▸ **Task prompt**
Of all the lines in the material below, how many include the string "Хурлын"? Give the number only.

[Some records]
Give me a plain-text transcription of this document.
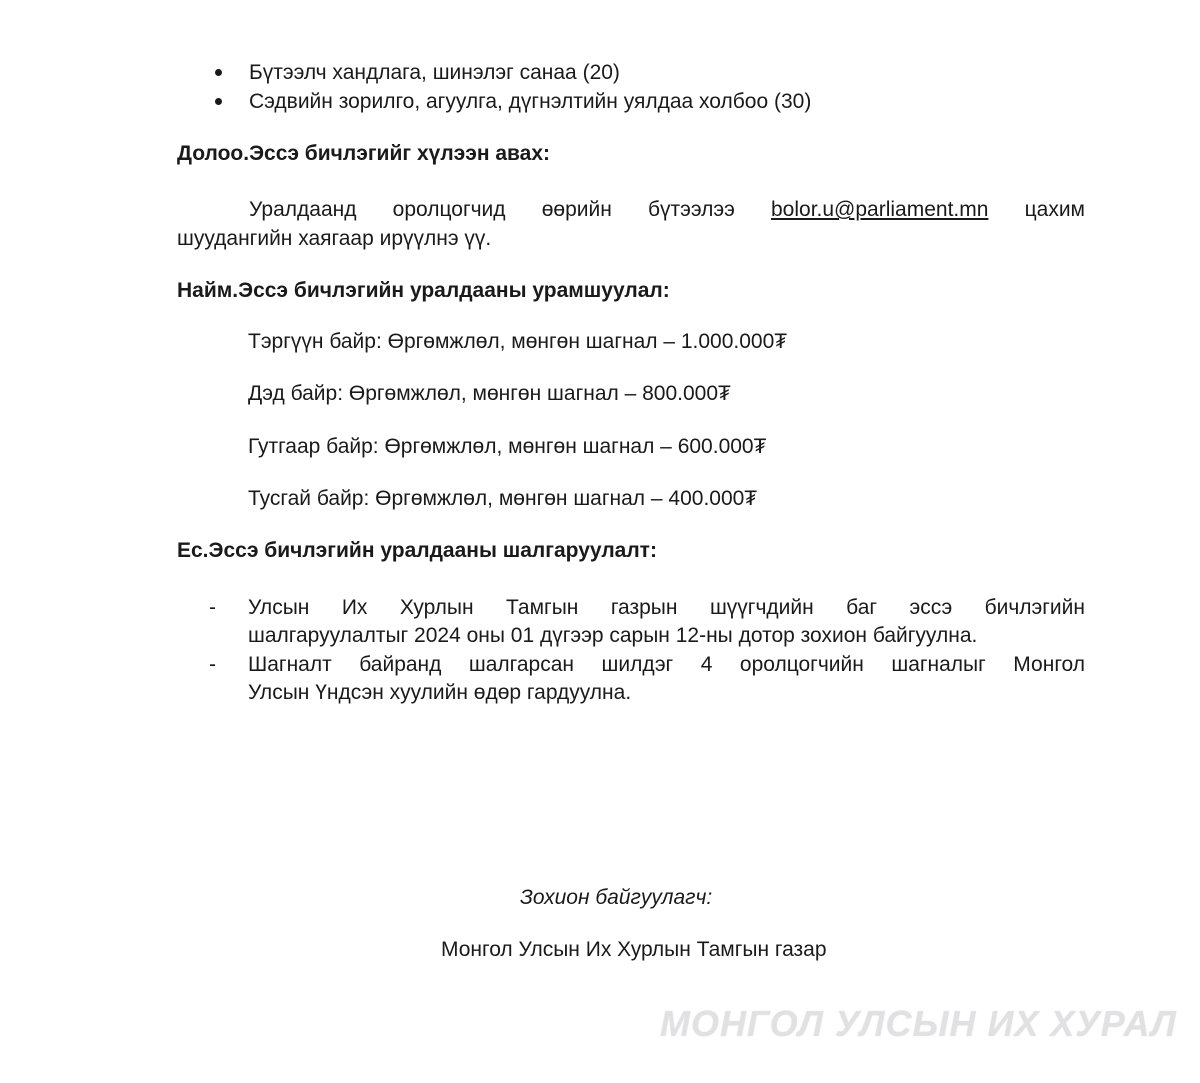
Бүтээлч хандлага, шинэлэг санаа (20)
Сэдвийн зорилго, агуулга, дүгнэлтийн уялдаа холбоо (30)
Долоо.Эссэ бичлэгийг хүлээн авах:
Уралдаанд оролцогчид өөрийн бүтээлээ bolor.u@parliament.mn цахим
шуудангийн хаягаар ирүүлнэ үү.
Найм.Эссэ бичлэгийн уралдааны урамшуулал:
Тэргүүн байр: Өргөмжлөл, мөнгөн шагнал – 1.000.000₮
Дэд байр: Өргөмжлөл, мөнгөн шагнал – 800.000₮
Гутгаар байр: Өргөмжлөл, мөнгөн шагнал – 600.000₮
Тусгай байр: Өргөмжлөл, мөнгөн шагнал – 400.000₮
Ес.Эссэ бичлэгийн уралдааны шалгаруулалт:
- Улсын Их Хурлын Тамгын газрын шүүгчдийн баг эссэ бичлэгийн
шалгаруулалтыг 2024 оны 01 дүгээр сарын 12-ны дотор зохион байгуулна.
- Шагналт байранд шалгарсан шилдэг 4 оролцогчийн шагналыг Монгол
Улсын Үндсэн хуулийн өдөр гардуулна.
Зохион байгуулагч:
Монгол Улсын Их Хурлын Тамгын газар
МОНГОЛ УЛСЫН ИХ ХУРАЛ
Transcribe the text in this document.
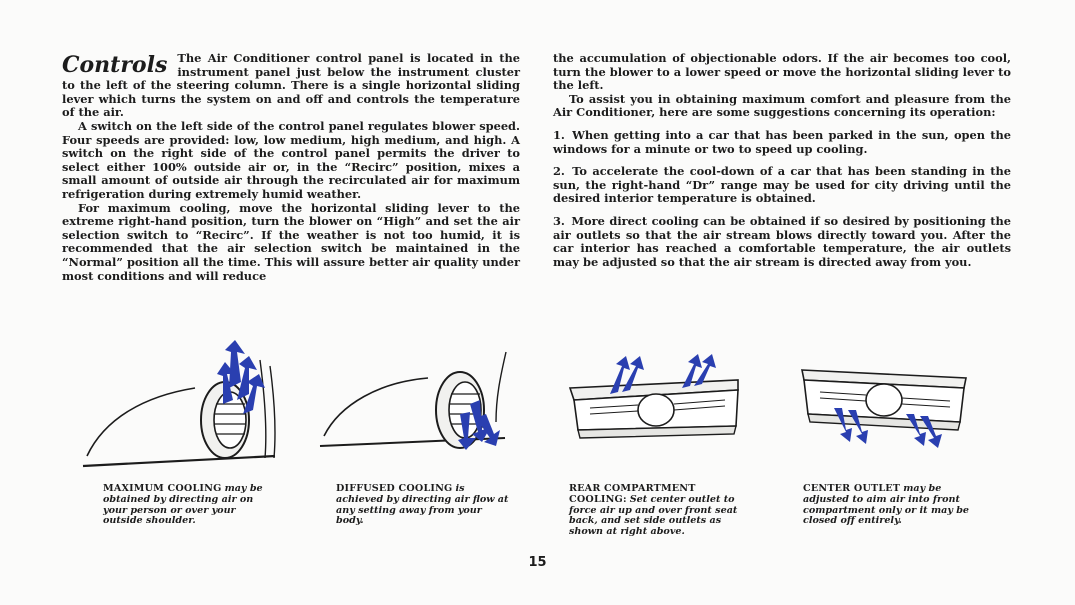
Controls The Air Conditioner control panel is located in the instrument panel just below the instrument cluster to the left of the steering column. There is a single horizontal sliding lever which turns the system on and off and controls the temperature of the air.

A switch on the left side of the control panel regulates blower speed. Four speeds are provided: low, low medium, high medium, and high. A switch on the right side of the control panel permits the driver to select either 100% outside air or, in the “Recirc” position, mixes a small amount of outside air through the recirculated air for maximum refrigeration during extremely humid weather.

For maximum cooling, move the horizontal sliding lever to the extreme right-hand position, turn the blower on “High” and set the air selection switch to “Recirc”. If the weather is not too humid, it is recommended that the air selection switch be maintained in the “Normal” position all the time. This will assure better air quality under most conditions and will reduce

the accumulation of objectionable odors. If the air becomes too cool, turn the blower to a lower speed or move the horizontal sliding lever to the left.

To assist you in obtaining maximum comfort and pleasure from the Air Conditioner, here are some suggestions concerning its operation:

1. When getting into a car that has been parked in the sun, open the windows for a minute or two to speed up cooling.

2. To accelerate the cool-down of a car that has been standing in the sun, the right-hand “Dr” range may be used for city driving until the desired interior temperature is obtained.

3. More direct cooling can be obtained if so desired by positioning the air outlets so that the air stream blows directly toward you. After the car interior has reached a comfortable temperature, the air outlets may be adjusted so that the air stream is directed away from you.

MAXIMUM COOLING may be obtained by directing air on your person or over your outside shoulder.
DIFFUSED COOLING is achieved by directing air flow at any setting away from your body.
REAR COMPARTMENT COOLING: Set center outlet to force air up and over front seat back, and set side outlets as shown at right above.
CENTER OUTLET may be adjusted to aim air into front compartment only or it may be closed off entirely.
15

▸ **Response to this task**
2